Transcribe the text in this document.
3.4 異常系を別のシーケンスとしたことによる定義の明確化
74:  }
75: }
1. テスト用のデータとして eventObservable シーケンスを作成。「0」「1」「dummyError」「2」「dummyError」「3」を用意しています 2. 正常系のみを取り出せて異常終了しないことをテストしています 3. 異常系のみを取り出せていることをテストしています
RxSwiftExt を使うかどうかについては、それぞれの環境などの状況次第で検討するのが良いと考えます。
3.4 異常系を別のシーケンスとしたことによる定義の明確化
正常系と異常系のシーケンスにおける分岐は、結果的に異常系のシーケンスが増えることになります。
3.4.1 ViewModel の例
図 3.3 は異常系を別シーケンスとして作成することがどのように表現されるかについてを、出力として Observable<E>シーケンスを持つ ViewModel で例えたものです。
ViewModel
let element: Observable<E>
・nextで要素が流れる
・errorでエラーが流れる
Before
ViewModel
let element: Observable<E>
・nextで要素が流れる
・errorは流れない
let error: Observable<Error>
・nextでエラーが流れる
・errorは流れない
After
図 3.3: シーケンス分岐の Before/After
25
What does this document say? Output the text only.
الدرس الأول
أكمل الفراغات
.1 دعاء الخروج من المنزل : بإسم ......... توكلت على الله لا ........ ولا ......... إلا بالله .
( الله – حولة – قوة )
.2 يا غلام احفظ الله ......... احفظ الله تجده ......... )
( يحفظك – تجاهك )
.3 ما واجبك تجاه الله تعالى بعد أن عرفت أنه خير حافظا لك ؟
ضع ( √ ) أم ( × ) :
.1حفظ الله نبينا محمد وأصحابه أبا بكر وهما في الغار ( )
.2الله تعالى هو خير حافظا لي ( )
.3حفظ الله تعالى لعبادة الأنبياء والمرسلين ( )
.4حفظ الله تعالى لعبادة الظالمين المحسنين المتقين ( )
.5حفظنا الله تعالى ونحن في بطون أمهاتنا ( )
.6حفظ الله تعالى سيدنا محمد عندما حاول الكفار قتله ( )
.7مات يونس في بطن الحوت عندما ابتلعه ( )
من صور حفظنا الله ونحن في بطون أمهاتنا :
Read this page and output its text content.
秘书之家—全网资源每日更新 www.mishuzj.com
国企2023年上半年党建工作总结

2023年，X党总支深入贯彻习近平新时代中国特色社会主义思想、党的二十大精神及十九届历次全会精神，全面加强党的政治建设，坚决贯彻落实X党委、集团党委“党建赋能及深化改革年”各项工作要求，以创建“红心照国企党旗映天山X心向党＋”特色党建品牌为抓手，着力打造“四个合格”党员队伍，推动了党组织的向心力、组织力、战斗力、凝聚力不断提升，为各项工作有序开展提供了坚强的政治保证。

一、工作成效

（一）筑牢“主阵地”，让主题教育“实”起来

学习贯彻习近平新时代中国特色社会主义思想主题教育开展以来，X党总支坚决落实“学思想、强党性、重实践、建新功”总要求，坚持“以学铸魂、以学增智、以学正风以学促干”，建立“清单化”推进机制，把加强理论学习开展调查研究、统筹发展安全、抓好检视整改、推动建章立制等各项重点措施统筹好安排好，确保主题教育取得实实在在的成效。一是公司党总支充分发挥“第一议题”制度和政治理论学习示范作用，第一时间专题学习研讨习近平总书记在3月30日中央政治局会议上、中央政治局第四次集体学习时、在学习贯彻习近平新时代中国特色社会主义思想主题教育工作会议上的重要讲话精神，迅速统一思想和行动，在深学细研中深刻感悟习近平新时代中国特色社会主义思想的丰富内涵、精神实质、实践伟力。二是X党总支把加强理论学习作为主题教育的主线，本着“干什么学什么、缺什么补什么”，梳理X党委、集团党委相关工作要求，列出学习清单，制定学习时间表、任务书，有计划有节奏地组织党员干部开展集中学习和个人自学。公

==*==

» EXERCISE
Reproduce all of the data exactly as given.

» RESPONSE TO THE EXERCISE
Transcribe the text in this document.
3.4 異常系を別のシーケンスとしたことによる定義の明確化
74:  }
75: }
1. テスト用のデータとして eventObservable シーケンスを作成。「0」「1」「dummyError」「2」「dummyError」「3」を用意しています 2. 正常系のみを取り出せて異常終了しないことをテストしています 3. 異常系のみを取り出せていることをテストしています
RxSwiftExt を使うかどうかについては、それぞれの環境などの状況次第で検討するのが良いと考えます。
3.4 異常系を別のシーケンスとしたことによる定義の明確化
正常系と異常系のシーケンスにおける分岐は、結果的に異常系のシーケンスが増えることになります。
3.4.1 ViewModel の例
図 3.3 は異常系を別シーケンスとして作成することがどのように表現されるかについてを、出力として Observable<E>シーケンスを持つ ViewModel で例えたものです。
ViewModel
let element: Observable<E>
・nextで要素が流れる
・errorでエラーが流れる
Before
ViewModel
let element: Observable<E>
・nextで要素が流れる
・errorは流れない
let error: Observable<Error>
・nextでエラーが流れる
・errorは流れない
After
図 3.3: シーケンス分岐の Before/After
25
What does this document say? Output the text only.
الدرس الأول
أكمل الفراغات
.1 دعاء الخروج من المنزل : بإسم ......... توكلت على الله لا ........ ولا ......... إلا بالله .
( الله – حولة – قوة )
.2 يا غلام احفظ الله ......... احفظ الله تجده ......... )
( يحفظك – تجاهك )
.3 ما واجبك تجاه الله تعالى بعد أن عرفت أنه خير حافظا لك ؟
ضع ( √ ) أم ( × ) :
.1حفظ الله نبينا محمد وأصحابه أبا بكر وهما في الغار ( )
.2الله تعالى هو خير حافظا لي ( )
.3حفظ الله تعالى لعبادة الأنبياء والمرسلين ( )
.4حفظ الله تعالى لعبادة الظالمين المحسنين المتقين ( )
.5حفظنا الله تعالى ونحن في بطون أمهاتنا ( )
.6حفظ الله تعالى سيدنا محمد عندما حاول الكفار قتله ( )
.7مات يونس في بطن الحوت عندما ابتلعه ( )
من صور حفظنا الله ونحن في بطون أمهاتنا :
Read this page and output its text content.
秘书之家—全网资源每日更新 www.mishuzj.com
国企2023年上半年党建工作总结

2023年，X党总支深入贯彻习近平新时代中国特色社会主义思想、党的二十大精神及十九届历次全会精神，全面加强党的政治建设，坚决贯彻落实X党委、集团党委“党建赋能及深化改革年”各项工作要求，以创建“红心照国企党旗映天山X心向党＋”特色党建品牌为抓手，着力打造“四个合格”党员队伍，推动了党组织的向心力、组织力、战斗力、凝聚力不断提升，为各项工作有序开展提供了坚强的政治保证。

一、工作成效

（一）筑牢“主阵地”，让主题教育“实”起来

学习贯彻习近平新时代中国特色社会主义思想主题教育开展以来，X党总支坚决落实“学思想、强党性、重实践、建新功”总要求，坚持“以学铸魂、以学增智、以学正风以学促干”，建立“清单化”推进机制，把加强理论学习开展调查研究、统筹发展安全、抓好检视整改、推动建章立制等各项重点措施统筹好安排好，确保主题教育取得实实在在的成效。一是公司党总支充分发挥“第一议题”制度和政治理论学习示范作用，第一时间专题学习研讨习近平总书记在3月30日中央政治局会议上、中央政治局第四次集体学习时、在学习贯彻习近平新时代中国特色社会主义思想主题教育工作会议上的重要讲话精神，迅速统一思想和行动，在深学细研中深刻感悟习近平新时代中国特色社会主义思想的丰富内涵、精神实质、实践伟力。二是X党总支把加强理论学习作为主题教育的主线，本着“干什么学什么、缺什么补什么”，梳理X党委、集团党委相关工作要求，列出学习清单，制定学习时间表、任务书，有计划有节奏地组织党员干部开展集中学习和个人自学。公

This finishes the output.